◆ Exercise directions:
Every record must be copied exactly.

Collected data
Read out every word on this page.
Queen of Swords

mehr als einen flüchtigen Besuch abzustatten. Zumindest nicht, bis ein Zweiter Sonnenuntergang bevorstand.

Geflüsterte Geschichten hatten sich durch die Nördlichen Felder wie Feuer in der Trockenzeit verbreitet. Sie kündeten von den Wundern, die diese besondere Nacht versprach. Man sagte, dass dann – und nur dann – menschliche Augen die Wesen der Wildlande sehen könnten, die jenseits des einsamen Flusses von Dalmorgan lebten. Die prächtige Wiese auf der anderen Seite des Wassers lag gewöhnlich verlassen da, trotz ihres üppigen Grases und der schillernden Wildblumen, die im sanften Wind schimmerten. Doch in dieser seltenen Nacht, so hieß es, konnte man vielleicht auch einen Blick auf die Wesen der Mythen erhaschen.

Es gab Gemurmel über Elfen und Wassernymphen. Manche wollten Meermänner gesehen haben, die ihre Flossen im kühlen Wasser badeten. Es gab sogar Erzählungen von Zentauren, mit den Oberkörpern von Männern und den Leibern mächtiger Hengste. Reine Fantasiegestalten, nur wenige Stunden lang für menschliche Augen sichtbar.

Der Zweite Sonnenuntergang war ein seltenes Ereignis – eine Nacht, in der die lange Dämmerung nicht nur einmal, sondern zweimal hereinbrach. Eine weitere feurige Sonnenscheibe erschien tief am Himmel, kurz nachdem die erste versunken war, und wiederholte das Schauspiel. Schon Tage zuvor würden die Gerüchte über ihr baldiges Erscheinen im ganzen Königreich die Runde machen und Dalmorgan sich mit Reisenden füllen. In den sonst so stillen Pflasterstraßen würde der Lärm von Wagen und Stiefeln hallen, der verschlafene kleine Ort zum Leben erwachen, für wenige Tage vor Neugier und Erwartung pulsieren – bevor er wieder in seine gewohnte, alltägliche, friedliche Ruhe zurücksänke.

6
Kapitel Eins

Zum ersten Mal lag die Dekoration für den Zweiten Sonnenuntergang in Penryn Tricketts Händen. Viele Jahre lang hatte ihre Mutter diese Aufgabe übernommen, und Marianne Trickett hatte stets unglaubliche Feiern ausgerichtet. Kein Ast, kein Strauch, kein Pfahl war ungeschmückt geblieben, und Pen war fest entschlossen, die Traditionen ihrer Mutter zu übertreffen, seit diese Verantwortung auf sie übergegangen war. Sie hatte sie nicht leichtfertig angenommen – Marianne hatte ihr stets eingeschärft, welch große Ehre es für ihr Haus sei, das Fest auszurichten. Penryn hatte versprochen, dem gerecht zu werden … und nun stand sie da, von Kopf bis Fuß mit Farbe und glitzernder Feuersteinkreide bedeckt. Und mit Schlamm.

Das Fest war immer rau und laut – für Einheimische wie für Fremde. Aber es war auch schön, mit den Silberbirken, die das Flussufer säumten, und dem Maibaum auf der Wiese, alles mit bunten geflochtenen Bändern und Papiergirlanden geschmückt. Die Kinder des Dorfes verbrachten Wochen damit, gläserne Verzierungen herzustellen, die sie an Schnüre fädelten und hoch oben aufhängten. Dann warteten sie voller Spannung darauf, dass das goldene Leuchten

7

◆ Solution for this task:
Read out every word on this page.
Queen of Swords

mehr als einen flüchtigen Besuch abzustatten. Zumindest nicht, bis ein Zweiter Sonnenuntergang bevorstand.

Geflüsterte Geschichten hatten sich durch die Nördlichen Felder wie Feuer in der Trockenzeit verbreitet. Sie kündeten von den Wundern, die diese besondere Nacht versprach. Man sagte, dass dann – und nur dann – menschliche Augen die Wesen der Wildlande sehen könnten, die jenseits des einsamen Flusses von Dalmorgan lebten. Die prächtige Wiese auf der anderen Seite des Wassers lag gewöhnlich verlassen da, trotz ihres üppigen Grases und der schillernden Wildblumen, die im sanften Wind schimmerten. Doch in dieser seltenen Nacht, so hieß es, konnte man vielleicht auch einen Blick auf die Wesen der Mythen erhaschen.

Es gab Gemurmel über Elfen und Wassernymphen. Manche wollten Meermänner gesehen haben, die ihre Flossen im kühlen Wasser badeten. Es gab sogar Erzählungen von Zentauren, mit den Oberkörpern von Männern und den Leibern mächtiger Hengste. Reine Fantasiegestalten, nur wenige Stunden lang für menschliche Augen sichtbar.

Der Zweite Sonnenuntergang war ein seltenes Ereignis – eine Nacht, in der die lange Dämmerung nicht nur einmal, sondern zweimal hereinbrach. Eine weitere feurige Sonnenscheibe erschien tief am Himmel, kurz nachdem die erste versunken war, und wiederholte das Schauspiel. Schon Tage zuvor würden die Gerüchte über ihr baldiges Erscheinen im ganzen Königreich die Runde machen und Dalmorgan sich mit Reisenden füllen. In den sonst so stillen Pflasterstraßen würde der Lärm von Wagen und Stiefeln hallen, der verschlafene kleine Ort zum Leben erwachen, für wenige Tage vor Neugier und Erwartung pulsieren – bevor er wieder in seine gewohnte, alltägliche, friedliche Ruhe zurücksänke.

6
Kapitel Eins

Zum ersten Mal lag die Dekoration für den Zweiten Sonnenuntergang in Penryn Tricketts Händen. Viele Jahre lang hatte ihre Mutter diese Aufgabe übernommen, und Marianne Trickett hatte stets unglaubliche Feiern ausgerichtet. Kein Ast, kein Strauch, kein Pfahl war ungeschmückt geblieben, und Pen war fest entschlossen, die Traditionen ihrer Mutter zu übertreffen, seit diese Verantwortung auf sie übergegangen war. Sie hatte sie nicht leichtfertig angenommen – Marianne hatte ihr stets eingeschärft, welch große Ehre es für ihr Haus sei, das Fest auszurichten. Penryn hatte versprochen, dem gerecht zu werden … und nun stand sie da, von Kopf bis Fuß mit Farbe und glitzernder Feuersteinkreide bedeckt. Und mit Schlamm.

Das Fest war immer rau und laut – für Einheimische wie für Fremde. Aber es war auch schön, mit den Silberbirken, die das Flussufer säumten, und dem Maibaum auf der Wiese, alles mit bunten geflochtenen Bändern und Papiergirlanden geschmückt. Die Kinder des Dorfes verbrachten Wochen damit, gläserne Verzierungen herzustellen, die sie an Schnüre fädelten und hoch oben aufhängten. Dann warteten sie voller Spannung darauf, dass das goldene Leuchten

7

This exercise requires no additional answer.